# start of DATA SHOWN

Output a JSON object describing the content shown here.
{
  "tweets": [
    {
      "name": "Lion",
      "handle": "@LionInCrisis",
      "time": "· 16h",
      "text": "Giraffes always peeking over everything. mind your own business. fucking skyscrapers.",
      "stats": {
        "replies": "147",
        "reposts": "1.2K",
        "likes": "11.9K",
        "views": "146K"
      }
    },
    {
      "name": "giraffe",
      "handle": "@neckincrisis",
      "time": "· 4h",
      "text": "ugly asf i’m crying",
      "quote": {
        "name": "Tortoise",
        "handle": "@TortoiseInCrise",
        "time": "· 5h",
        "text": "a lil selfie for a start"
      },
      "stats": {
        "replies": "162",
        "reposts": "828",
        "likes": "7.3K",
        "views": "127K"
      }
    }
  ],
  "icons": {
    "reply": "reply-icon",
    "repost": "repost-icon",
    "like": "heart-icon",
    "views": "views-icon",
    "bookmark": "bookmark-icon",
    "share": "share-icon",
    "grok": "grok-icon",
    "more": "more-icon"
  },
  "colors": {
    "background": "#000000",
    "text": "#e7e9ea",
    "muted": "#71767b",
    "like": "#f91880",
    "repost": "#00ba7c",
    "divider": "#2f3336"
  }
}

# end of DATA SHOWN

» **EXERCISE REQUIREMENTS**
Quote every record above exactly.

» **WRITTEN REPLY**
Output a JSON object describing the content shown here.
{
  "tweets": [
    {
      "name": "Lion",
      "handle": "@LionInCrisis",
      "time": "· 16h",
      "text": "Giraffes always peeking over everything. mind your own business. fucking skyscrapers.",
      "stats": {
        "replies": "147",
        "reposts": "1.2K",
        "likes": "11.9K",
        "views": "146K"
      }
    },
    {
      "name": "giraffe",
      "handle": "@neckincrisis",
      "time": "· 4h",
      "text": "ugly asf i’m crying",
      "quote": {
        "name": "Tortoise",
        "handle": "@TortoiseInCrise",
        "time": "· 5h",
        "text": "a lil selfie for a start"
      },
      "stats": {
        "replies": "162",
        "reposts": "828",
        "likes": "7.3K",
        "views": "127K"
      }
    }
  ],
  "icons": {
    "reply": "reply-icon",
    "repost": "repost-icon",
    "like": "heart-icon",
    "views": "views-icon",
    "bookmark": "bookmark-icon",
    "share": "share-icon",
    "grok": "grok-icon",
    "more": "more-icon"
  },
  "colors": {
    "background": "#000000",
    "text": "#e7e9ea",
    "muted": "#71767b",
    "like": "#f91880",
    "repost": "#00ba7c",
    "divider": "#2f3336"
  }
}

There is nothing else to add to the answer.